Text extract:

+ + + + + + +

Do you ever buy an item without thinking? This means immediately upon seeing a pair of shoes or a new outfit you like, you just pick it up and place it in your shopping cart or bag without considering the financial and other ramifications of the purchase.
Whether a large purchase, like a car, or a small purchase, like a pack of gum, most people impulse buy — at least on occasion. Retailers model their establishments with impulse buying in mind, placing common impulse purchased products strategically.
Although a small impulse buy — like a shirt or a pack of pens, for instance — can be innocent, impulse spending on a larger scale can lead to ineffectual budgeting, loss of savings, and poor personal financial planning. One estimate from the advertising agency Mediascope indicates the average American shells out $114,293 in their lifetime on impulse spending. This means we pay around $1,350 each year and $112 each month. Does that sound about right for you? This is enough money to pay a cable bill, or maybe pay for your household’s auto insurance.
A publication by AARP suggests that in your efforts to avoid impulse spending, you should make a “what the heck was I thinking?” list, containing items that gave you buyer’s remorse. Here is a list of common impulse buys that may just end up on your list.
1. Sale and Bargain Items
If an item is marked 50 percent off or bogo (buy on get one free), you are more likely to impulse buy that item. Mediascope indicates sale price as the single most motivating factor for an impulse purchase as it impacts 88 percent of your impulse buys. It’s really easy to be tricked by these marketing strategies. You may think to yourself: “Those shoes are $49, but they’re buy one get half-price, so if I buy those shoes and another pair, I am really getting a deal — two pairs of shoes for $73.50.”

+ + + + + + +

Dataset rows:
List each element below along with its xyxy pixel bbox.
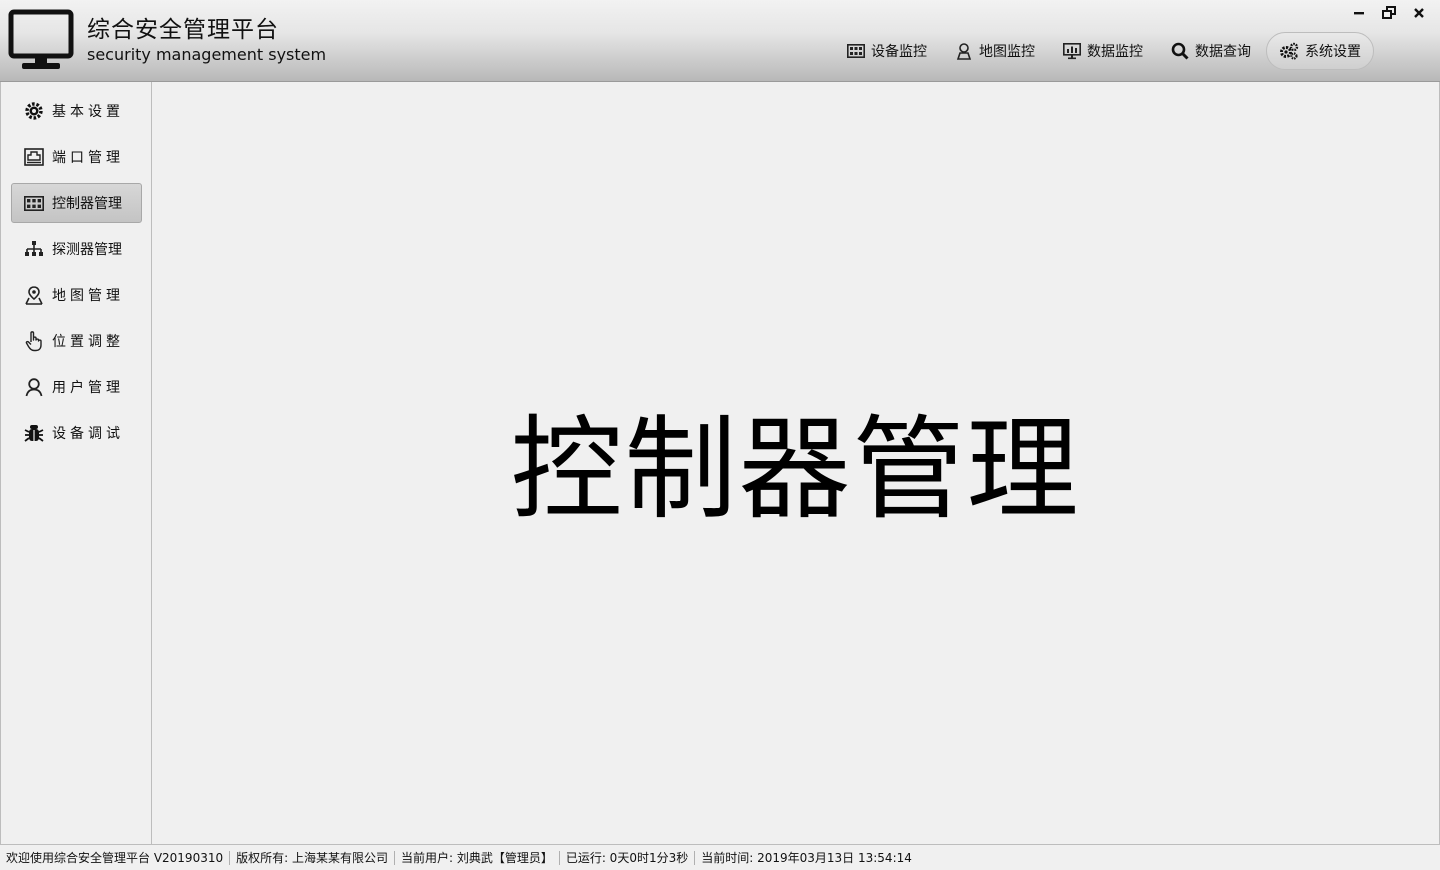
sidebar-item-label: 基本设置 xyxy=(52,104,124,120)
window-controls xyxy=(1346,4,1432,22)
nav-label: 系统设置 xyxy=(1305,44,1361,60)
sidebar-item-controller-management[interactable]: 控制器管理 xyxy=(11,183,142,223)
grid-icon xyxy=(847,44,865,58)
status-copyright: 版权所有: 上海某某有限公司 xyxy=(230,850,395,865)
close-button[interactable] xyxy=(1406,4,1432,22)
gears-icon xyxy=(1280,42,1299,60)
app-subtitle: security management system xyxy=(87,45,327,64)
monitor-chart-icon xyxy=(1063,42,1081,60)
hand-icon xyxy=(25,331,42,352)
status-welcome: 欢迎使用综合安全管理平台 V20190310 xyxy=(6,850,231,865)
status-current-user: 当前用户: 刘典武【管理员】 xyxy=(395,850,560,865)
sidebar-item-label: 控制器管理 xyxy=(52,196,122,212)
nav-label: 地图监控 xyxy=(979,44,1035,60)
sidebar-item-label: 用户管理 xyxy=(52,380,124,396)
close-icon xyxy=(1414,8,1424,18)
restore-button[interactable] xyxy=(1376,4,1402,22)
sitemap-icon xyxy=(25,241,43,256)
bug-icon xyxy=(24,425,44,442)
sidebar-item-device-debug[interactable]: 设备调试 xyxy=(11,413,142,453)
map-person-icon xyxy=(956,43,972,60)
search-icon xyxy=(1171,42,1189,60)
restore-icon xyxy=(1382,6,1396,19)
title-bar: 综合安全管理平台 security management system 设备监控 xyxy=(0,0,1440,82)
nav-data-query[interactable]: 数据查询 xyxy=(1158,32,1264,70)
nav-system-settings[interactable]: 系统设置 xyxy=(1266,32,1374,70)
port-icon xyxy=(24,148,44,166)
main-content: 控制器管理 xyxy=(152,82,1440,844)
sidebar-item-label: 位置调整 xyxy=(52,334,124,350)
sidebar: 基本设置 端口管理 控制器管理 探测器管理 地图管理 位置调整 用户管理 设备调… xyxy=(0,82,152,844)
sidebar-item-basic-settings[interactable]: 基本设置 xyxy=(11,91,142,131)
sidebar-item-label: 地图管理 xyxy=(52,288,124,304)
sidebar-item-detector-management[interactable]: 探测器管理 xyxy=(11,229,142,269)
sidebar-item-map-management[interactable]: 地图管理 xyxy=(11,275,142,315)
nav-label: 设备监控 xyxy=(871,44,927,60)
nav-device-monitor[interactable]: 设备监控 xyxy=(834,32,940,70)
app-title: 综合安全管理平台 xyxy=(87,17,279,43)
sidebar-item-port-management[interactable]: 端口管理 xyxy=(11,137,142,177)
sidebar-item-position-adjust[interactable]: 位置调整 xyxy=(11,321,142,361)
nav-label: 数据监控 xyxy=(1087,44,1143,60)
nav-map-monitor[interactable]: 地图监控 xyxy=(942,32,1048,70)
minimize-button[interactable] xyxy=(1346,4,1372,22)
page-title: 控制器管理 xyxy=(510,405,1081,535)
grid-icon xyxy=(24,195,44,211)
user-icon xyxy=(25,378,43,397)
nav-data-monitor[interactable]: 数据监控 xyxy=(1050,32,1156,70)
gear-icon xyxy=(25,102,43,120)
sidebar-item-label: 探测器管理 xyxy=(52,242,122,258)
sidebar-item-user-management[interactable]: 用户管理 xyxy=(11,367,142,407)
nav-label: 数据查询 xyxy=(1195,44,1251,60)
monitor-logo-icon xyxy=(8,9,74,71)
sidebar-item-label: 端口管理 xyxy=(52,150,124,166)
map-pin-icon xyxy=(25,286,43,305)
status-uptime: 已运行: 0天0时1分3秒 xyxy=(560,850,696,865)
sidebar-item-label: 设备调试 xyxy=(52,426,124,442)
top-navigation: 设备监控 地图监控 数据监控 数据查询 系统设置 xyxy=(834,31,1376,71)
status-bar: 欢迎使用综合安全管理平台 V20190310 版权所有: 上海某某有限公司 当前… xyxy=(0,844,1440,870)
status-current-time: 当前时间: 2019年03月13日 13:54:14 xyxy=(701,850,912,865)
minimize-icon xyxy=(1354,12,1364,15)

+ + + + + + +

Goal of the exercise: Continue the article on common impulse purchases from the end of its first numbered entry, on sale and bargain items.

The reply:
Retailers have pricing these strategies in place that are designed to draw you in. Psychological pricing strategies like “two for one specials” and “BOGO” make you feel like you are getting a special bonus, when in reality, the one product you are paying for may be marked up to account for the discount on the other item.
Now, this does’t mean sale priced items are a bad thing. In fact, avoiding paying retail is the mark of a smart shopper. However, if you go into a store intending to spend $20 on a pair of flip flops, and you leave the store with two pairs of shoes that put an $80 dent in your wallet, you may need to reexamine your strategy.
2. Addictions and Habits
When you have the urge to take a puff, all of the colorful displays and large pricing signs make it easy to impulse buy a pack of smokes at the convenience store. For smokers, or even ex-smokers, impulse buying cigarettes is fairly common. A study by PubMed indicates that 38 percent of smokers who tried to quit in the past year had the urge to buy cigarettes after seeing them on display. That same study found that 33 percent of smokers who had recently quit were enticed by a cigarette display. You may have gone days, weeks, or even months without smoking and then when you notice your favorite brand is 50 cents cheaper, it makes resisting all the more difficult.
Wine and beer are also among the more common impulse purchases. Depending on where you live, you may find wine and beer in the grocery store while shopping, and think about how delicious a Cabernet would be with your dinner tonight.
Sometimes out at a restaurant or bar, people increase a bill exponentially with extra drink purchases. Your friends may be ordering specialty drinks at $10 or $15 each and you may think to yourself “hey, this is my night out and I’m going to live a little.” When you’re bill arrives, it’s $100 instead of the $20 you planned for.
3. A Dollar Here, A Dollar There
Have you ever gone into a dollar store to pick up one or two things and then left with 25 items? When an item costs $1 or less, you may feel less of a need to think about the purchase. Hey, it’s only 50 cents and it really doesn’t make much difference, right?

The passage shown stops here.